- _OBJECTIVE_: Check each line of the material below for "бюджета", then copy the ones that contain it.

---

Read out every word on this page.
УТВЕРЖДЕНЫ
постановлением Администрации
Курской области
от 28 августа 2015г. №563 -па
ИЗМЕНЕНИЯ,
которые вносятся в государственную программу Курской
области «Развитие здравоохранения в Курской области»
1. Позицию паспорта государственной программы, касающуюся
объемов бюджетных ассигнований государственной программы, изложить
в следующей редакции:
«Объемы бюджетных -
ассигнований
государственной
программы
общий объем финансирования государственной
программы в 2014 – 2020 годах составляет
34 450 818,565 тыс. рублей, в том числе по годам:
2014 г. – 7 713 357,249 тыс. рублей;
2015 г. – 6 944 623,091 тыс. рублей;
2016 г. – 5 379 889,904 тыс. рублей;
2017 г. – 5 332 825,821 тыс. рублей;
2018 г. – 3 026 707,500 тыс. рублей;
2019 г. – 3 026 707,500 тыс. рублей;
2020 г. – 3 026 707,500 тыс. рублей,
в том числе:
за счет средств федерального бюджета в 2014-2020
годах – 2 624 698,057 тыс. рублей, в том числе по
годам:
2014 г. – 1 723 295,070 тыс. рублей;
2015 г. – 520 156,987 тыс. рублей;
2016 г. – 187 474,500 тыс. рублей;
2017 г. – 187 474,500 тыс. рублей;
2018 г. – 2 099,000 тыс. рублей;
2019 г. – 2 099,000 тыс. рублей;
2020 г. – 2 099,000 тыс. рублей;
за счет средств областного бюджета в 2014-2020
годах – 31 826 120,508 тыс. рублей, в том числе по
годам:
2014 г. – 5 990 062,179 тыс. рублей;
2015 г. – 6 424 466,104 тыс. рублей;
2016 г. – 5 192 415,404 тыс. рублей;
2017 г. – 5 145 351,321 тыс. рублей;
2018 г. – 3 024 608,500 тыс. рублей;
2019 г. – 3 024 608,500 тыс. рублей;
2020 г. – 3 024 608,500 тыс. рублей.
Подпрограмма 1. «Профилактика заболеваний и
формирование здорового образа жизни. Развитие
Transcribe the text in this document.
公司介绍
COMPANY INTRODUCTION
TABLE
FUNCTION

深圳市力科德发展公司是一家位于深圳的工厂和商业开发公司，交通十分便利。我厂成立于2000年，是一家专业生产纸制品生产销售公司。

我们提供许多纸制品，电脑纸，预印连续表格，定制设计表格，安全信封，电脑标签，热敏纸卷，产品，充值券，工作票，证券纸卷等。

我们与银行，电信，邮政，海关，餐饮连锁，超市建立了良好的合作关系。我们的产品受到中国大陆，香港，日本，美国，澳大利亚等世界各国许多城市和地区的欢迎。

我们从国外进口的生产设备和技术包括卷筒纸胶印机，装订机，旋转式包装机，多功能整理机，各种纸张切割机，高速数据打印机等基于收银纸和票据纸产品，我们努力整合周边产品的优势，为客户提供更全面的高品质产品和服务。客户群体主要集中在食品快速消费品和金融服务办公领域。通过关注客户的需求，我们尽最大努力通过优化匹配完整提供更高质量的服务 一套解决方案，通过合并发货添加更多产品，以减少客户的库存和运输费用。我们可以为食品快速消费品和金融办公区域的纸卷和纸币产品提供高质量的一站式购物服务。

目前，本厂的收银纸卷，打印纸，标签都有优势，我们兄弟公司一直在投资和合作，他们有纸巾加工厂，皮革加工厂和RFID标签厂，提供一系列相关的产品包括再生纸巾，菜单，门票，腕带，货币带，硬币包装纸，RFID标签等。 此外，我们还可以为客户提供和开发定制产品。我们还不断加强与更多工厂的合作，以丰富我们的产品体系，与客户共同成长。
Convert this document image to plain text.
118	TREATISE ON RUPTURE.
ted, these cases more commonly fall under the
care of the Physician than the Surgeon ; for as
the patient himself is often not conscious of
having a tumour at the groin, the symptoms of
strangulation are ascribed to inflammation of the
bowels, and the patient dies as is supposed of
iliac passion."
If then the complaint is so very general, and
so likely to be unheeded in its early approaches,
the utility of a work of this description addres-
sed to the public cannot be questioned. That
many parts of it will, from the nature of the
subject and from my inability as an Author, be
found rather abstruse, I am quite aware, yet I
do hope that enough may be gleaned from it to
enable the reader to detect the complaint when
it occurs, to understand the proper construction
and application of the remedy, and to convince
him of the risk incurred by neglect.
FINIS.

---

- _THE RESULT_:
за счет средств федерального бюджета в 2014-2020
за счет средств областного бюджета в 2014-2020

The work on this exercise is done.